### EXERCISE GOAL
Copy the rows from the line containing "marker-dot (399, 746, 421, 768)" to the line containing "Detect and localize", keeping both of those lines and changing nothing.

[Stored dataset items]
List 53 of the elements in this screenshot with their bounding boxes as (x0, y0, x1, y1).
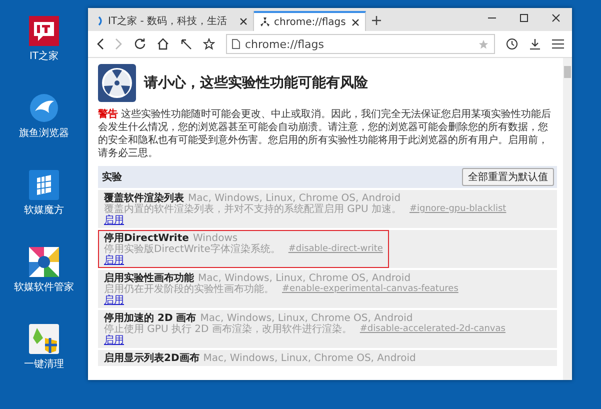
broom-shield-app-icon[interactable] (29, 324, 59, 354)
clock-icon[interactable] (506, 38, 518, 50)
address-bar[interactable]: chrome://flags (226, 34, 495, 54)
section-title: 实验 (102, 170, 122, 184)
enable-link[interactable]: 启用 (104, 255, 124, 266)
pinwheel-app-icon[interactable] (29, 247, 59, 277)
cube-app-icon[interactable] (29, 170, 59, 200)
desktop-icon-label[interactable]: 一键清理 (24, 357, 64, 371)
reset-all-button[interactable]: 全部重置为默认值 (462, 168, 554, 186)
close-icon[interactable] (552, 14, 560, 22)
close-icon[interactable] (240, 18, 247, 24)
desktop-icon-label[interactable]: 软媒软件管家 (14, 280, 74, 294)
fish-app-icon[interactable] (29, 93, 59, 123)
reload-icon[interactable] (134, 38, 146, 50)
experiment-name: 启用实验性画布功能 (104, 273, 194, 284)
warning-text: 警告 这些实验性功能随时可能会更改、中止或取消。因此，我们完全无法保证您启用某项实验性功能后会发生什么情况，您的浏览器甚至可能会自动崩溃。请注意，您的浏览器可能会删除您的所有数据，您的安全和隐私也有可能受到意外伤害。您启用的所有实验性功能将用于此浏览器的所有用户。启用前，请务必三思。 (98, 108, 552, 160)
experiment-name: 停用加速的 2D 画布 (104, 313, 196, 324)
star-icon[interactable] (203, 38, 215, 50)
enable-link[interactable]: 启用 (104, 335, 124, 346)
desktop-icon-label[interactable]: 旗鱼浏览器 (19, 126, 69, 140)
close-icon[interactable] (352, 18, 359, 26)
speech-bubble-app-icon[interactable] (29, 16, 59, 46)
experiment-description: 覆盖内置的软件渲染列表，并对不支持的系统配置启用 GPU 加速。 (104, 204, 402, 215)
experiment-name: 覆盖软件渲染列表 (104, 193, 184, 204)
experiment-description: 停用实验版DirectWrite字体渲染系统。 (104, 244, 280, 255)
page-icon (232, 39, 240, 49)
enable-link[interactable]: 启用 (104, 215, 124, 226)
radiation-icon (98, 64, 136, 102)
page-title: 请小心，这些实验性功能可能有风险 (144, 74, 368, 92)
platform-list: Mac, Windows, Linux, Chrome OS, Android (200, 313, 413, 324)
desktop-icon-label[interactable]: 软媒魔方 (24, 203, 64, 217)
undo-arrow-icon[interactable] (180, 38, 192, 50)
loading-icon (98, 16, 104, 26)
maximize-icon[interactable] (520, 14, 528, 22)
experiment-name: 启用显示列表2D画布 (104, 353, 200, 364)
platform-list: Windows (192, 233, 238, 244)
radiation-icon (260, 17, 270, 27)
platform-list: Mac, Windows, Linux, Chrome OS, Android (203, 353, 416, 364)
experiment-description: 启用仍在开发阶段的实验性画布功能。 (104, 284, 274, 295)
platform-list: Mac, Windows, Linux, Chrome OS, Android (188, 193, 401, 204)
new-tab-icon[interactable] (372, 16, 381, 25)
back-icon[interactable] (96, 38, 104, 50)
bookmark-star-icon[interactable] (478, 38, 489, 50)
menu-icon[interactable] (552, 39, 564, 49)
experiment-description: 停止使用 GPU 执行 2D 画布渲染，改用软件进行渲染。 (104, 324, 352, 335)
home-icon[interactable] (157, 38, 169, 50)
enable-link[interactable]: 启用 (104, 295, 124, 306)
desktop-icon-label[interactable]: IT之家 (29, 49, 59, 63)
browser-tab[interactable]: chrome://flags (254, 11, 366, 31)
scrollbar[interactable] (563, 58, 572, 380)
experiment-name: 停用DirectWrite (104, 233, 189, 244)
download-icon[interactable] (529, 38, 541, 50)
platform-list: Mac, Windows, Linux, Chrome OS, Android (198, 273, 411, 284)
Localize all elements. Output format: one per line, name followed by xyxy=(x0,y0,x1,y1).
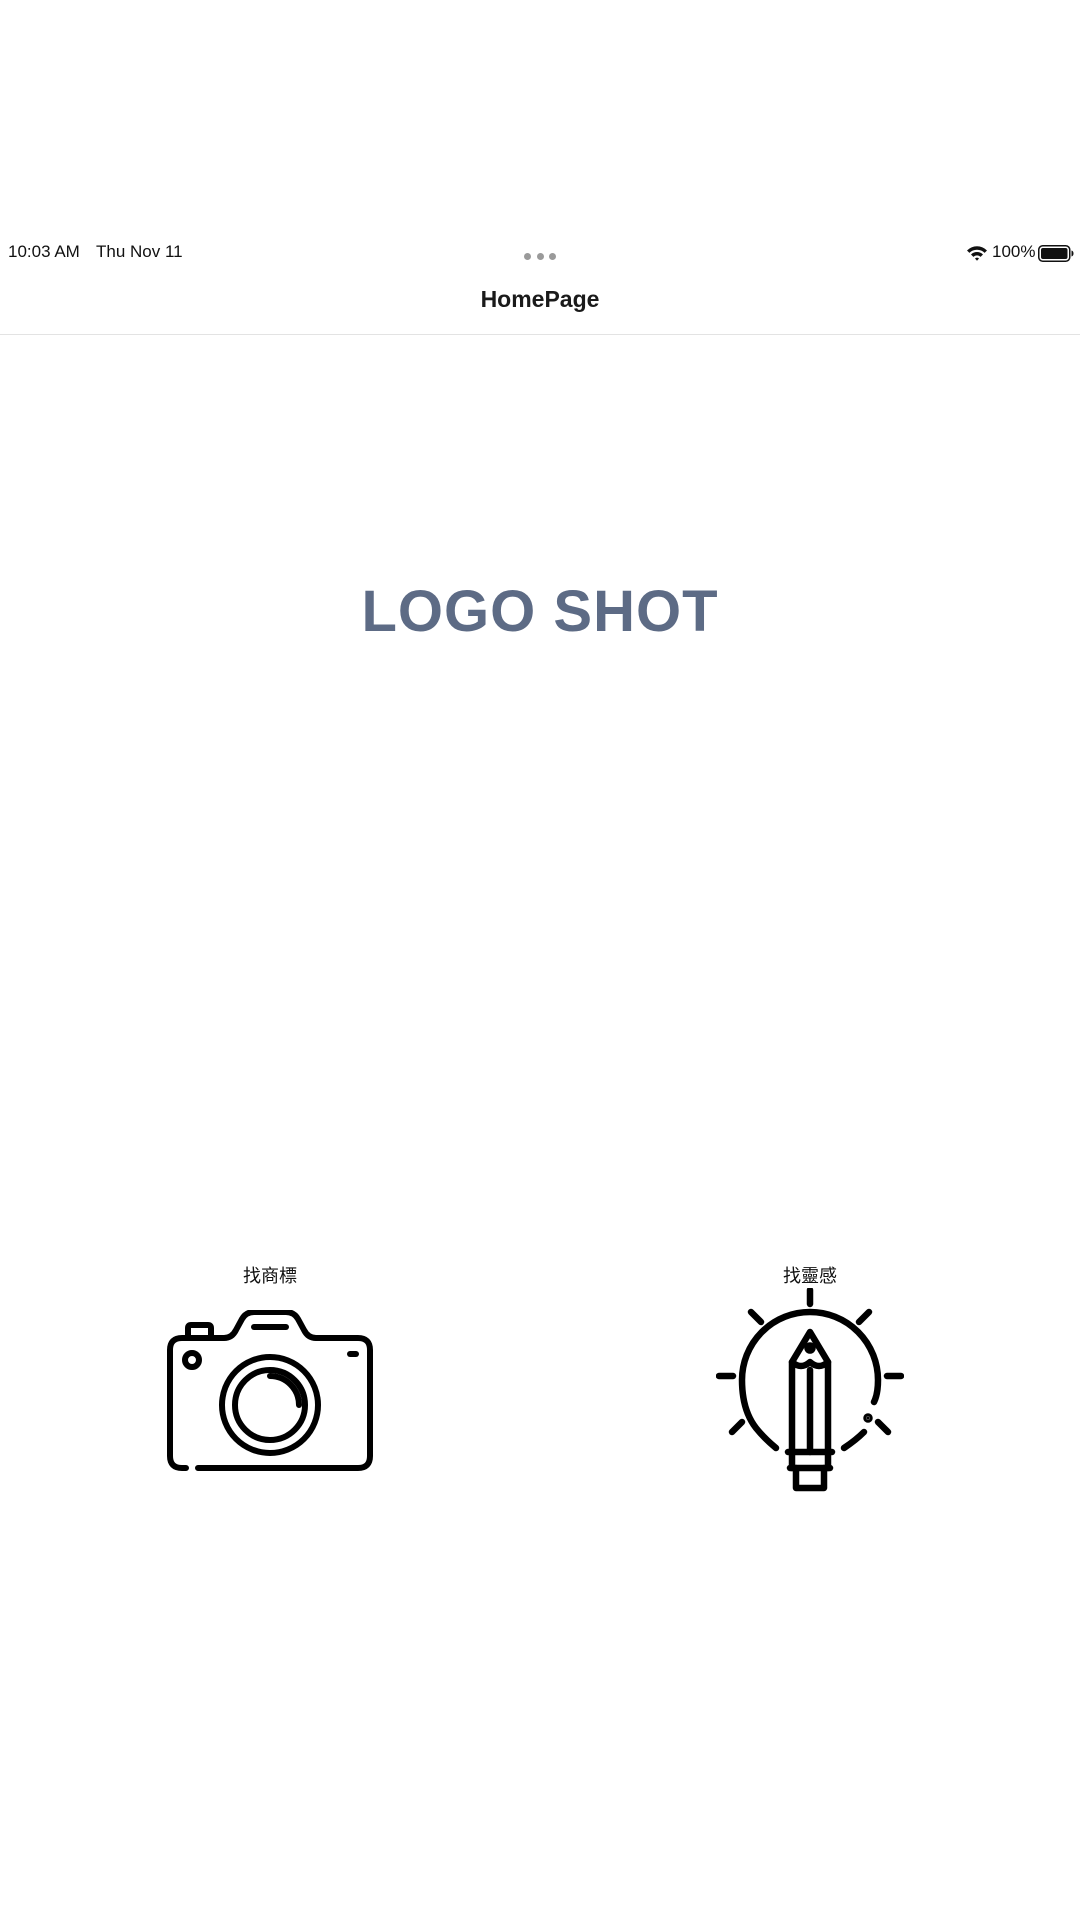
status-time: 10:03 AM xyxy=(8,242,80,261)
battery-icon xyxy=(1038,245,1074,262)
find-inspiration-label: 找靈感 xyxy=(783,1266,837,1286)
wifi-icon xyxy=(967,246,987,261)
multitasking-dots-icon[interactable] xyxy=(524,253,556,261)
battery-percentage: 100% xyxy=(992,242,1036,261)
navigation-bar: HomePage xyxy=(0,270,1080,335)
lightbulb-pencil-icon xyxy=(716,1288,904,1492)
app-logo-title: LOGO SHOT xyxy=(361,579,719,644)
status-bar: 10:03 AM Thu Nov 11 100% xyxy=(0,238,1080,270)
find-logo-button[interactable]: 找商標 xyxy=(160,1262,380,1502)
find-logo-label: 找商標 xyxy=(243,1266,297,1286)
camera-icon xyxy=(167,1310,373,1471)
home-screen: 10:03 AM Thu Nov 11 100% HomePage LOGO S… xyxy=(0,0,1080,1920)
nav-title: HomePage xyxy=(480,286,600,312)
find-inspiration-button[interactable]: 找靈感 xyxy=(700,1262,920,1502)
status-date: Thu Nov 11 xyxy=(96,242,183,261)
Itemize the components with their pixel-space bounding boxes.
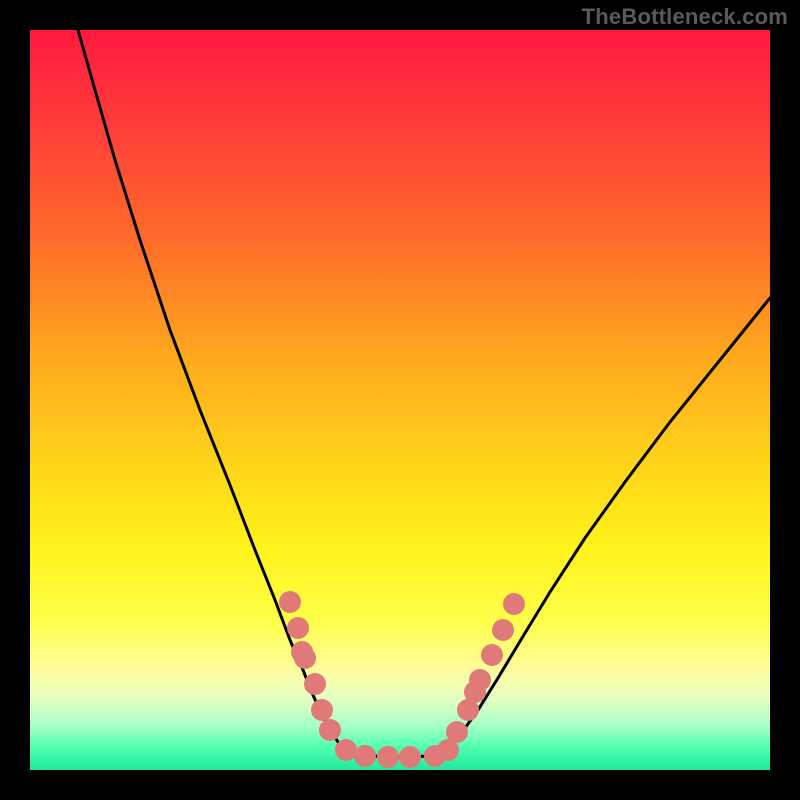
marker-dot (399, 746, 421, 768)
curve-right (446, 298, 770, 752)
marker-dot (304, 673, 326, 695)
marker-dot (287, 617, 309, 639)
marker-dot (294, 647, 316, 669)
marker-dot (446, 721, 468, 743)
marker-dot (319, 719, 341, 741)
marker-dots (279, 591, 525, 768)
marker-dot (377, 746, 399, 768)
marker-dot (492, 619, 514, 641)
marker-dot (469, 669, 491, 691)
marker-dot (311, 699, 333, 721)
watermark-text: TheBottleneck.com (582, 4, 788, 30)
chart-overlay (30, 30, 770, 770)
marker-dot (481, 644, 503, 666)
plot-area (30, 30, 770, 770)
marker-dot (354, 745, 376, 767)
chart-frame: TheBottleneck.com (0, 0, 800, 800)
marker-dot (279, 591, 301, 613)
marker-dot (503, 593, 525, 615)
marker-dot (335, 739, 357, 761)
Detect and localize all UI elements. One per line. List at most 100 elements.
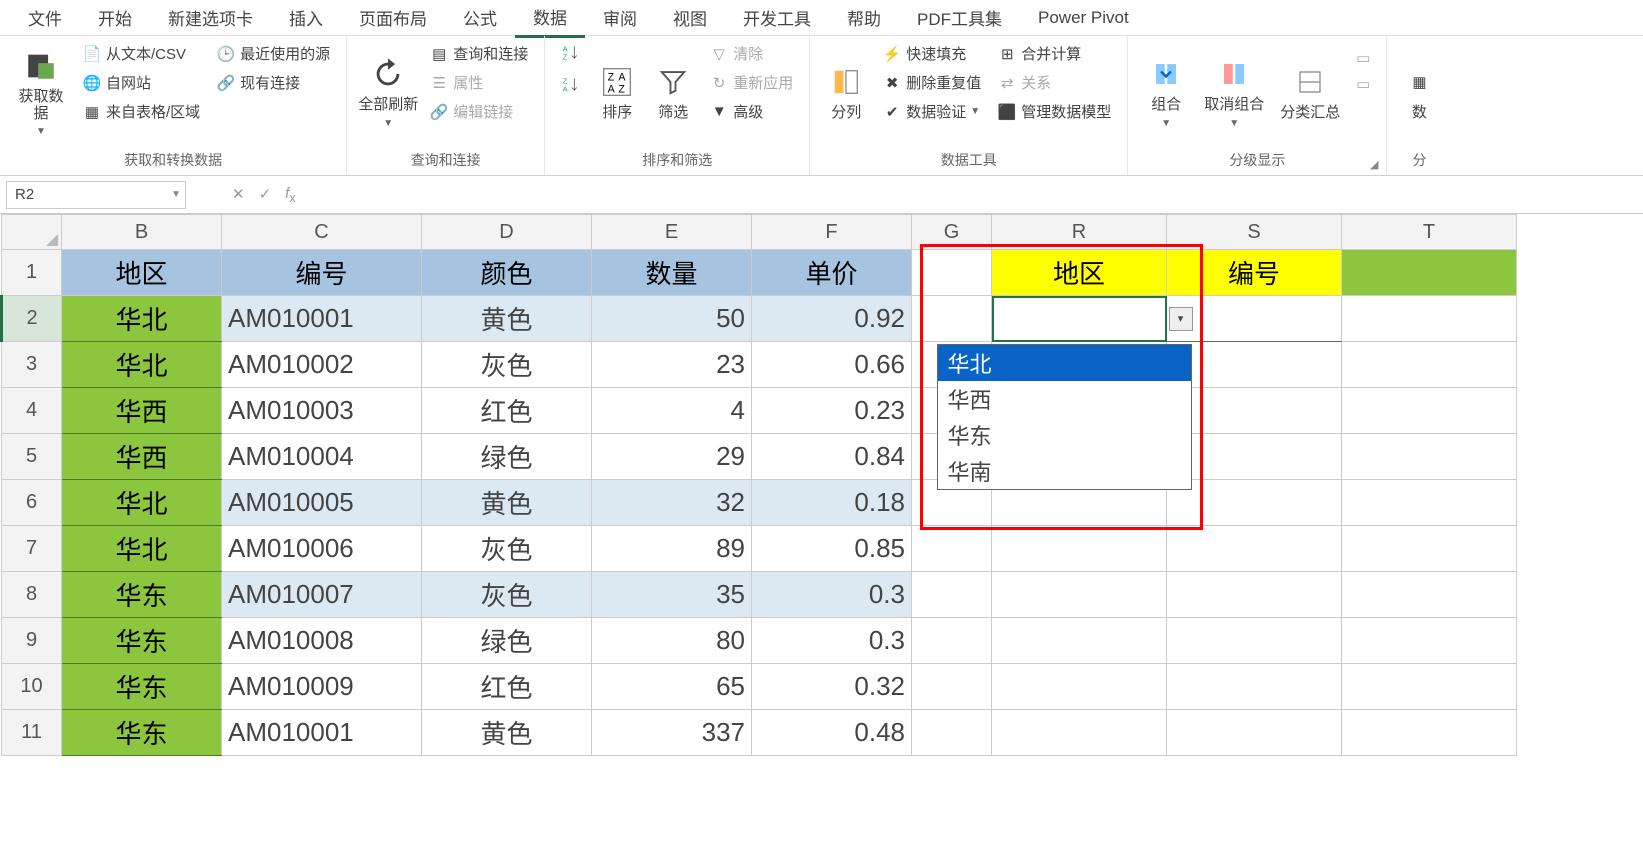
cell-G8[interactable] (912, 572, 992, 618)
row-header-5[interactable]: 5 (2, 434, 62, 480)
row-header-4[interactable]: 4 (2, 388, 62, 434)
cell-C8[interactable]: AM010007 (222, 572, 422, 618)
col-header-B[interactable]: B (62, 215, 222, 250)
cell-D11[interactable]: 黄色 (422, 710, 592, 756)
from-table-button[interactable]: ▦来自表格/区域 (78, 98, 204, 125)
cell-E4[interactable]: 4 (592, 388, 752, 434)
cell-B3[interactable]: 华北 (62, 342, 222, 388)
cell-F7[interactable]: 0.85 (752, 526, 912, 572)
cell-D2[interactable]: 黄色 (422, 296, 592, 342)
tab-home[interactable]: 开始 (80, 0, 150, 36)
from-web-button[interactable]: 🌐自网站 (78, 69, 204, 96)
table-header-c[interactable]: 编号 (222, 250, 422, 296)
cell-B2[interactable]: 华北 (62, 296, 222, 342)
cell-G9[interactable] (912, 618, 992, 664)
cell-D8[interactable]: 灰色 (422, 572, 592, 618)
tab-pdf[interactable]: PDF工具集 (899, 0, 1020, 36)
queries-connections-button[interactable]: ▤查询和连接 (425, 40, 532, 67)
cell-F5[interactable]: 0.84 (752, 434, 912, 480)
recent-sources-button[interactable]: 🕒最近使用的源 (212, 40, 334, 67)
cell-T3[interactable] (1342, 342, 1517, 388)
col-header-E[interactable]: E (592, 215, 752, 250)
cell-S4[interactable] (1167, 388, 1342, 434)
cell-T5[interactable] (1342, 434, 1517, 480)
cell-F2[interactable]: 0.92 (752, 296, 912, 342)
cell-E10[interactable]: 65 (592, 664, 752, 710)
cell-E11[interactable]: 337 (592, 710, 752, 756)
cell-D3[interactable]: 灰色 (422, 342, 592, 388)
cell-G10[interactable] (912, 664, 992, 710)
cell-F6[interactable]: 0.18 (752, 480, 912, 526)
clear-filter-button[interactable]: ▽清除 (705, 40, 797, 67)
advanced-filter-button[interactable]: ▼高级 (705, 98, 797, 125)
enter-icon[interactable]: ✓ (259, 185, 272, 205)
cell-S10[interactable] (1167, 664, 1342, 710)
flash-fill-button[interactable]: ⚡快速填充 (878, 40, 985, 67)
cell-B7[interactable]: 华北 (62, 526, 222, 572)
cell-E2[interactable]: 50 (592, 296, 752, 342)
from-text-csv-button[interactable]: 📄从文本/CSV (78, 40, 204, 67)
lookup-header-s[interactable]: 编号 (1167, 250, 1342, 296)
cell-T2[interactable] (1342, 296, 1517, 342)
cell-T9[interactable] (1342, 618, 1517, 664)
cell-G1[interactable] (912, 250, 992, 296)
relationships-button[interactable]: ⇄关系 (993, 69, 1115, 96)
filter-button[interactable]: 筛选 (649, 40, 697, 145)
tab-help[interactable]: 帮助 (829, 0, 899, 36)
cell-C11[interactable]: AM010001 (222, 710, 422, 756)
cell-R10[interactable] (992, 664, 1167, 710)
cell-R11[interactable] (992, 710, 1167, 756)
edit-links-button[interactable]: 🔗编辑链接 (425, 98, 532, 125)
cell-T8[interactable] (1342, 572, 1517, 618)
lookup-header-r[interactable]: 地区 (992, 250, 1167, 296)
cell-B6[interactable]: 华北 (62, 480, 222, 526)
subtotal-button[interactable]: 分类汇总 (1276, 40, 1344, 145)
cell-T6[interactable] (1342, 480, 1517, 526)
dialog-launcher-icon[interactable]: ◢ (1370, 158, 1378, 171)
sort-asc-button[interactable]: AZ (557, 40, 585, 66)
validation-dropdown-button[interactable]: ▾ (1169, 307, 1193, 331)
cell-F3[interactable]: 0.66 (752, 342, 912, 388)
cell-R8[interactable] (992, 572, 1167, 618)
data-model-button[interactable]: ⬛管理数据模型 (993, 98, 1115, 125)
cell-E7[interactable]: 89 (592, 526, 752, 572)
cell-C10[interactable]: AM010009 (222, 664, 422, 710)
sort-desc-button[interactable]: ZA (557, 72, 585, 98)
select-all-corner[interactable] (2, 215, 62, 250)
cell-F8[interactable]: 0.3 (752, 572, 912, 618)
cell-B5[interactable]: 华西 (62, 434, 222, 480)
tab-review[interactable]: 审阅 (585, 0, 655, 36)
col-header-G[interactable]: G (912, 215, 992, 250)
row-header-9[interactable]: 9 (2, 618, 62, 664)
dropdown-option-1[interactable]: 华西 (938, 381, 1191, 417)
row-header-6[interactable]: 6 (2, 480, 62, 526)
cell-C6[interactable]: AM010005 (222, 480, 422, 526)
hide-detail-button[interactable]: ▭ (1352, 72, 1374, 96)
properties-button[interactable]: ☰属性 (425, 69, 532, 96)
cell-B4[interactable]: 华西 (62, 388, 222, 434)
text-to-columns-button[interactable]: 分列 (822, 40, 870, 145)
cell-B9[interactable]: 华东 (62, 618, 222, 664)
cell-S3[interactable] (1167, 342, 1342, 388)
reapply-button[interactable]: ↻重新应用 (705, 69, 797, 96)
cell-T7[interactable] (1342, 526, 1517, 572)
cell-D9[interactable]: 绿色 (422, 618, 592, 664)
col-header-F[interactable]: F (752, 215, 912, 250)
cell-R7[interactable] (992, 526, 1167, 572)
chevron-down-icon[interactable]: ▼ (171, 189, 181, 200)
table-header-d[interactable]: 颜色 (422, 250, 592, 296)
cell-F9[interactable]: 0.3 (752, 618, 912, 664)
dropdown-option-0[interactable]: 华北 (938, 345, 1191, 381)
cell-E5[interactable]: 29 (592, 434, 752, 480)
dropdown-option-2[interactable]: 华东 (938, 417, 1191, 453)
consolidate-button[interactable]: ⊞合并计算 (993, 40, 1115, 67)
cell-C2[interactable]: AM010001 (222, 296, 422, 342)
cell-C7[interactable]: AM010006 (222, 526, 422, 572)
cell-E3[interactable]: 23 (592, 342, 752, 388)
cancel-icon[interactable]: ✕ (232, 185, 245, 205)
row-header-11[interactable]: 11 (2, 710, 62, 756)
row-header-8[interactable]: 8 (2, 572, 62, 618)
tab-formula[interactable]: 公式 (445, 0, 515, 36)
row-header-7[interactable]: 7 (2, 526, 62, 572)
data-validation-button[interactable]: ✔数据验证▼ (878, 98, 985, 125)
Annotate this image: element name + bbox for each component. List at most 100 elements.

### TASK RESPONSE
marker-dot (399, 746, 421, 768)
curve-right (446, 298, 770, 752)
marker-dot (304, 673, 326, 695)
marker-dot (287, 617, 309, 639)
marker-dot (294, 647, 316, 669)
marker-dot (446, 721, 468, 743)
marker-dot (319, 719, 341, 741)
marker-dots (279, 591, 525, 768)
marker-dot (377, 746, 399, 768)
marker-dot (492, 619, 514, 641)
marker-dot (469, 669, 491, 691)
marker-dot (311, 699, 333, 721)
watermark-text: TheBottleneck.com (582, 4, 788, 30)
chart-overlay (30, 30, 770, 770)
marker-dot (481, 644, 503, 666)
plot-area (30, 30, 770, 770)
marker-dot (354, 745, 376, 767)
chart-frame: TheBottleneck.com (0, 0, 800, 800)
marker-dot (279, 591, 301, 613)
marker-dot (503, 593, 525, 615)
marker-dot (335, 739, 357, 761)
Detect and localize all UI elements. One per line. List at most 100 elements.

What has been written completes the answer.